[WHAT THE TASK ASKS]
Reproduce each line bearing the word "Ergo".

[EXTRACTED RECORDS]
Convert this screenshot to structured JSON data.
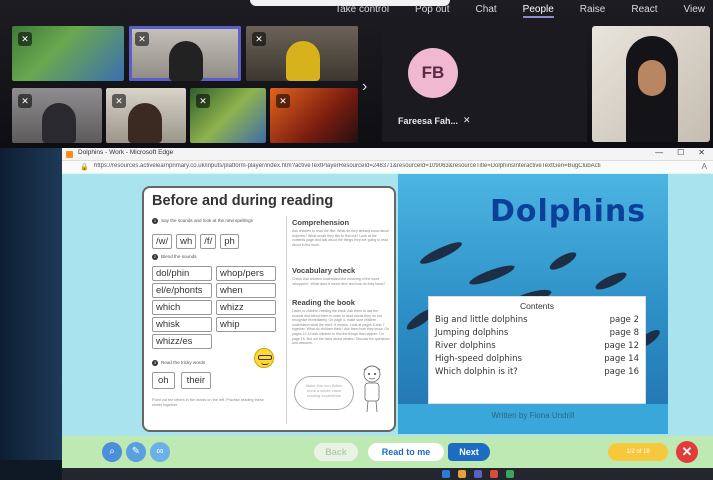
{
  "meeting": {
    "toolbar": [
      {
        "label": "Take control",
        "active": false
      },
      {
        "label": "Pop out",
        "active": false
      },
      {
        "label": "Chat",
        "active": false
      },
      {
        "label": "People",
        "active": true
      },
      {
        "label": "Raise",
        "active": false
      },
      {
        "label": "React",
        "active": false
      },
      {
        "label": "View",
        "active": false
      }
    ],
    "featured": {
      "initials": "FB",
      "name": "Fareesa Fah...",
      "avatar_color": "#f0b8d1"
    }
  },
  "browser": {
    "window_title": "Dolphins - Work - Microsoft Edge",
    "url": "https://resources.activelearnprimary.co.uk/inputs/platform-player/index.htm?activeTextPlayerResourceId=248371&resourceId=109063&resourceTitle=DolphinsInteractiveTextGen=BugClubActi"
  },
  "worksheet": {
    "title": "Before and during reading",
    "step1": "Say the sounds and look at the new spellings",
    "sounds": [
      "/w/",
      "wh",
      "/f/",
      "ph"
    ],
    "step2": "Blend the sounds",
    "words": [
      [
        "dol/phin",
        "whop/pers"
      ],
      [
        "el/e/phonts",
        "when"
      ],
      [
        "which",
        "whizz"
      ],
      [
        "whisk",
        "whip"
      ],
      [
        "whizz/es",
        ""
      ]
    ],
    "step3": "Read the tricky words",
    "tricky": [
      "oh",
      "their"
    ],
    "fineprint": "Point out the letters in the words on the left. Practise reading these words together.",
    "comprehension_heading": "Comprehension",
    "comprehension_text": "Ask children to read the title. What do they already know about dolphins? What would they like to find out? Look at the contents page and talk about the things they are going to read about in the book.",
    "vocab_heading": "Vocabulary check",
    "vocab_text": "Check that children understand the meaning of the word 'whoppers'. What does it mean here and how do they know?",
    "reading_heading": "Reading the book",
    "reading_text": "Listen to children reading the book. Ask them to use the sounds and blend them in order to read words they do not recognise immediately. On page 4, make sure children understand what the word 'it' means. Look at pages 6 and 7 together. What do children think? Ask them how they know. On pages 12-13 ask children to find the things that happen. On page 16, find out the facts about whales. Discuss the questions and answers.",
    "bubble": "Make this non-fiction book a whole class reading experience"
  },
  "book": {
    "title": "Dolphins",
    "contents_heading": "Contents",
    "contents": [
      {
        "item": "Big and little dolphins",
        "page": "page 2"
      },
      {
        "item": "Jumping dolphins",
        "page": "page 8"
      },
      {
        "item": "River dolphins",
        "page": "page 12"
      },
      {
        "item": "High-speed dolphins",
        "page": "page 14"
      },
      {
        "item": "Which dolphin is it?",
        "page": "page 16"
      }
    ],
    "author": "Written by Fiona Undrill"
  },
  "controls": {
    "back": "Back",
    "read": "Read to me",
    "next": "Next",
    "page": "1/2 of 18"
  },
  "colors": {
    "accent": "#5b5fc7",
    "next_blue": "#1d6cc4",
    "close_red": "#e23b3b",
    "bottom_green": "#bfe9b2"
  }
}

--

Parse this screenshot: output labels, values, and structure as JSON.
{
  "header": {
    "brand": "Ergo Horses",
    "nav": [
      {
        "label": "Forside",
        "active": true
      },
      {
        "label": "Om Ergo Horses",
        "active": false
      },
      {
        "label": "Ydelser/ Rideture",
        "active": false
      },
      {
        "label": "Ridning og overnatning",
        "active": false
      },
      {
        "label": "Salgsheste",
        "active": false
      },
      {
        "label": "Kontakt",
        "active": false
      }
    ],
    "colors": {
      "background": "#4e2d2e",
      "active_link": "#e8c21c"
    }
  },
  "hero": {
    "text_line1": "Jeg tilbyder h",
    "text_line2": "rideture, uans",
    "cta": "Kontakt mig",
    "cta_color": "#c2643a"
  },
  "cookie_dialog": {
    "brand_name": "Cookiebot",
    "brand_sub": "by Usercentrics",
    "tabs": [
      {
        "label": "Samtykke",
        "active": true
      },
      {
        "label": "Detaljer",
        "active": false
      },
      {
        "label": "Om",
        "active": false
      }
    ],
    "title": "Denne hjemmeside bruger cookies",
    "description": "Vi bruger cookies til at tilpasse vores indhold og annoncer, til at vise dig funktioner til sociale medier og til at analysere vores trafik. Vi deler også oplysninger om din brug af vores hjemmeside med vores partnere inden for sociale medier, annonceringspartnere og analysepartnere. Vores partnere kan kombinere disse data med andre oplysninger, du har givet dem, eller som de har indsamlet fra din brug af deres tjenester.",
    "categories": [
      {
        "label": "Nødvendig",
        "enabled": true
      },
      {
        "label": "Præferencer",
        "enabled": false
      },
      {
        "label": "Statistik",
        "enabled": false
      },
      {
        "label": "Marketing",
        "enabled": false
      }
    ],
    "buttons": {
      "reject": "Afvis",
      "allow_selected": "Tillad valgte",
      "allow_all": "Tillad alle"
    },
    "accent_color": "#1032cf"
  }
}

[ANSWER TO THE PROBLEM]
    "brand": "Ergo Horses",
        "label": "Om Ergo Horses",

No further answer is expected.